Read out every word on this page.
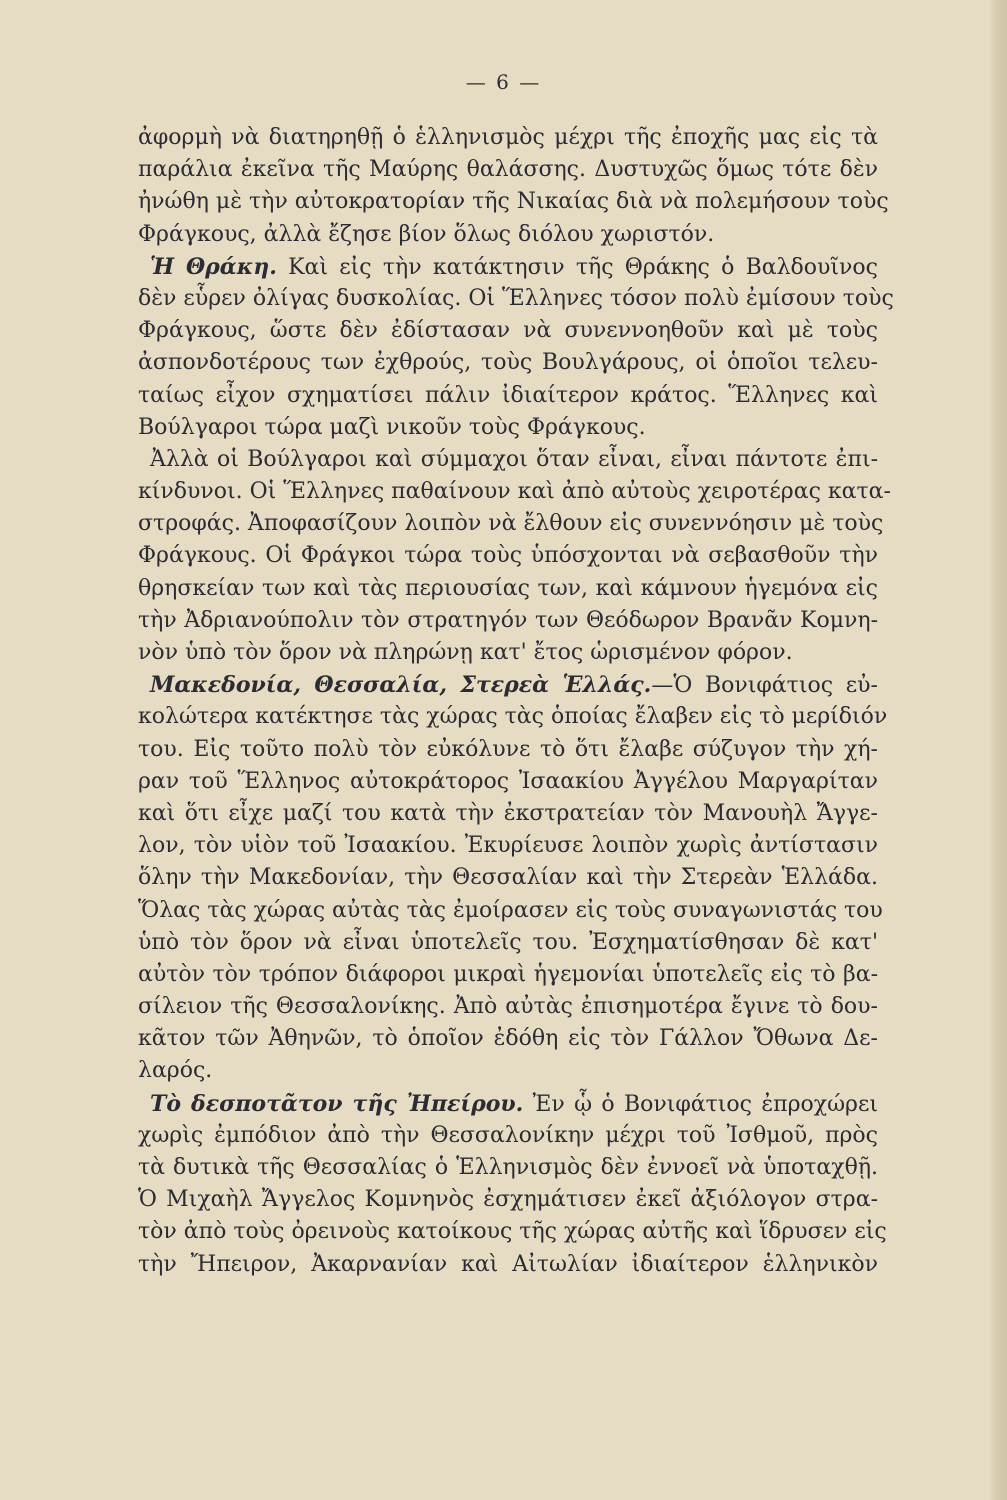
— 6 —
ἀφορμὴ νὰ διατηρηθῇ ὁ ἑλληνισμὸς μέχρι τῆς ἐποχῆς μας εἰς τὰ
παράλια ἐκεῖνα τῆς Μαύρης θαλάσσης. Δυστυχῶς ὅμως τότε δὲν
ἠνώθη μὲ τὴν αὐτοκρατορίαν τῆς Νικαίας διὰ νὰ πολεμήσουν τοὺς
Φράγκους, ἀλλὰ ἔζησε βίον ὅλως διόλου χωριστόν.
Ἡ Θράκη. Καὶ εἰς τὴν κατάκτησιν τῆς Θράκης ὁ Βαλδουῖνος
δὲν εὗρεν ὀλίγας δυσκολίας. Οἱ Ἕλληνες τόσον πολὺ ἐμίσουν τοὺς
Φράγκους, ὥστε δὲν ἐδίστασαν νὰ συνεννοηθοῦν καὶ μὲ τοὺς
ἀσπονδοτέρους των ἐχθρούς, τοὺς Βουλγάρους, οἱ ὁποῖοι τελευ-
ταίως εἶχον σχηματίσει πάλιν ἰδιαίτερον κράτος. Ἕλληνες καὶ
Βούλγαροι τώρα μαζὶ νικοῦν τοὺς Φράγκους.
Ἀλλὰ οἱ Βούλγαροι καὶ σύμμαχοι ὅταν εἶναι, εἶναι πάντοτε ἐπι-
κίνδυνοι. Οἱ Ἕλληνες παθαίνουν καὶ ἀπὸ αὐτοὺς χειροτέρας κατα-
στροφάς. Ἀποφασίζουν λοιπὸν νὰ ἔλθουν εἰς συνεννόησιν μὲ τοὺς
Φράγκους. Οἱ Φράγκοι τώρα τοὺς ὑπόσχονται νὰ σεβασθοῦν τὴν
θρησκείαν των καὶ τὰς περιουσίας των, καὶ κάμνουν ἡγεμόνα εἰς
τὴν Ἀδριανούπολιν τὸν στρατηγόν των Θεόδωρον Βρανᾶν Κομνη-
νὸν ὑπὸ τὸν ὅρον νὰ πληρώνῃ κατ' ἔτος ὡρισμένον φόρον.
Μακεδονία, Θεσσαλία, Στερεὰ Ἑλλάς.—Ὁ Βονιφάτιος εὐ-
κολώτερα κατέκτησε τὰς χώρας τὰς ὁποίας ἔλαβεν εἰς τὸ μερίδιόν
του. Εἰς τοῦτο πολὺ τὸν εὐκόλυνε τὸ ὅτι ἔλαβε σύζυγον τὴν χή-
ραν τοῦ Ἕλληνος αὐτοκράτορος Ἰσαακίου Ἀγγέλου Μαργαρίταν
καὶ ὅτι εἶχε μαζί του κατὰ τὴν ἐκστρατείαν τὸν Μανουὴλ Ἄγγε-
λον, τὸν υἱὸν τοῦ Ἰσαακίου. Ἐκυρίευσε λοιπὸν χωρὶς ἀντίστασιν
ὅλην τὴν Μακεδονίαν, τὴν Θεσσαλίαν καὶ τὴν Στερεὰν Ἑλλάδα.
Ὅλας τὰς χώρας αὐτὰς τὰς ἐμοίρασεν εἰς τοὺς συναγωνιστάς του
ὑπὸ τὸν ὅρον νὰ εἶναι ὑποτελεῖς του. Ἐσχηματίσθησαν δὲ κατ'
αὐτὸν τὸν τρόπον διάφοροι μικραὶ ἡγεμονίαι ὑποτελεῖς εἰς τὸ βα-
σίλειον τῆς Θεσσαλονίκης. Ἀπὸ αὐτὰς ἐπισημοτέρα ἔγινε τὸ δου-
κᾶτον τῶν Ἀθηνῶν, τὸ ὁποῖον ἐδόθη εἰς τὸν Γάλλον Ὄθωνα Δε-
λαρός.
Τὸ δεσποτᾶτον τῆς Ἠπείρου. Ἐν ᾧ ὁ Βονιφάτιος ἐπροχώρει
χωρὶς ἐμπόδιον ἀπὸ τὴν Θεσσαλονίκην μέχρι τοῦ Ἰσθμοῦ, πρὸς
τὰ δυτικὰ τῆς Θεσσαλίας ὁ Ἑλληνισμὸς δὲν ἐννοεῖ νὰ ὑποταχθῇ.
Ὁ Μιχαὴλ Ἄγγελος Κομνηνὸς ἐσχημάτισεν ἐκεῖ ἀξιόλογον στρα-
τὸν ἀπὸ τοὺς ὀρεινοὺς κατοίκους τῆς χώρας αὐτῆς καὶ ἵδρυσεν εἰς
τὴν Ἤπειρον, Ἀκαρνανίαν καὶ Αἰτωλίαν ἰδιαίτερον ἑλληνικὸν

* * * *

▶ _TASK REQUIREMENTS_
Give every line back word for word and leave the pictures out.

▶ _COMPLETE ANSWER_
Read out every word on this page.
— 6 —
ἀφορμὴ νὰ διατηρηθῇ ὁ ἑλληνισμὸς μέχρι τῆς ἐποχῆς μας εἰς τὰ
παράλια ἐκεῖνα τῆς Μαύρης θαλάσσης. Δυστυχῶς ὅμως τότε δὲν
ἠνώθη μὲ τὴν αὐτοκρατορίαν τῆς Νικαίας διὰ νὰ πολεμήσουν τοὺς
Φράγκους, ἀλλὰ ἔζησε βίον ὅλως διόλου χωριστόν.
Ἡ Θράκη. Καὶ εἰς τὴν κατάκτησιν τῆς Θράκης ὁ Βαλδουῖνος
δὲν εὗρεν ὀλίγας δυσκολίας. Οἱ Ἕλληνες τόσον πολὺ ἐμίσουν τοὺς
Φράγκους, ὥστε δὲν ἐδίστασαν νὰ συνεννοηθοῦν καὶ μὲ τοὺς
ἀσπονδοτέρους των ἐχθρούς, τοὺς Βουλγάρους, οἱ ὁποῖοι τελευ-
ταίως εἶχον σχηματίσει πάλιν ἰδιαίτερον κράτος. Ἕλληνες καὶ
Βούλγαροι τώρα μαζὶ νικοῦν τοὺς Φράγκους.
Ἀλλὰ οἱ Βούλγαροι καὶ σύμμαχοι ὅταν εἶναι, εἶναι πάντοτε ἐπι-
κίνδυνοι. Οἱ Ἕλληνες παθαίνουν καὶ ἀπὸ αὐτοὺς χειροτέρας κατα-
στροφάς. Ἀποφασίζουν λοιπὸν νὰ ἔλθουν εἰς συνεννόησιν μὲ τοὺς
Φράγκους. Οἱ Φράγκοι τώρα τοὺς ὑπόσχονται νὰ σεβασθοῦν τὴν
θρησκείαν των καὶ τὰς περιουσίας των, καὶ κάμνουν ἡγεμόνα εἰς
τὴν Ἀδριανούπολιν τὸν στρατηγόν των Θεόδωρον Βρανᾶν Κομνη-
νὸν ὑπὸ τὸν ὅρον νὰ πληρώνῃ κατ' ἔτος ὡρισμένον φόρον.
Μακεδονία, Θεσσαλία, Στερεὰ Ἑλλάς.—Ὁ Βονιφάτιος εὐ-
κολώτερα κατέκτησε τὰς χώρας τὰς ὁποίας ἔλαβεν εἰς τὸ μερίδιόν
του. Εἰς τοῦτο πολὺ τὸν εὐκόλυνε τὸ ὅτι ἔλαβε σύζυγον τὴν χή-
ραν τοῦ Ἕλληνος αὐτοκράτορος Ἰσαακίου Ἀγγέλου Μαργαρίταν
καὶ ὅτι εἶχε μαζί του κατὰ τὴν ἐκστρατείαν τὸν Μανουὴλ Ἄγγε-
λον, τὸν υἱὸν τοῦ Ἰσαακίου. Ἐκυρίευσε λοιπὸν χωρὶς ἀντίστασιν
ὅλην τὴν Μακεδονίαν, τὴν Θεσσαλίαν καὶ τὴν Στερεὰν Ἑλλάδα.
Ὅλας τὰς χώρας αὐτὰς τὰς ἐμοίρασεν εἰς τοὺς συναγωνιστάς του
ὑπὸ τὸν ὅρον νὰ εἶναι ὑποτελεῖς του. Ἐσχηματίσθησαν δὲ κατ'
αὐτὸν τὸν τρόπον διάφοροι μικραὶ ἡγεμονίαι ὑποτελεῖς εἰς τὸ βα-
σίλειον τῆς Θεσσαλονίκης. Ἀπὸ αὐτὰς ἐπισημοτέρα ἔγινε τὸ δου-
κᾶτον τῶν Ἀθηνῶν, τὸ ὁποῖον ἐδόθη εἰς τὸν Γάλλον Ὄθωνα Δε-
λαρός.
Τὸ δεσποτᾶτον τῆς Ἠπείρου. Ἐν ᾧ ὁ Βονιφάτιος ἐπροχώρει
χωρὶς ἐμπόδιον ἀπὸ τὴν Θεσσαλονίκην μέχρι τοῦ Ἰσθμοῦ, πρὸς
τὰ δυτικὰ τῆς Θεσσαλίας ὁ Ἑλληνισμὸς δὲν ἐννοεῖ νὰ ὑποταχθῇ.
Ὁ Μιχαὴλ Ἄγγελος Κομνηνὸς ἐσχημάτισεν ἐκεῖ ἀξιόλογον στρα-
τὸν ἀπὸ τοὺς ὀρεινοὺς κατοίκους τῆς χώρας αὐτῆς καὶ ἵδρυσεν εἰς
τὴν Ἤπειρον, Ἀκαρνανίαν καὶ Αἰτωλίαν ἰδιαίτερον ἑλληνικὸν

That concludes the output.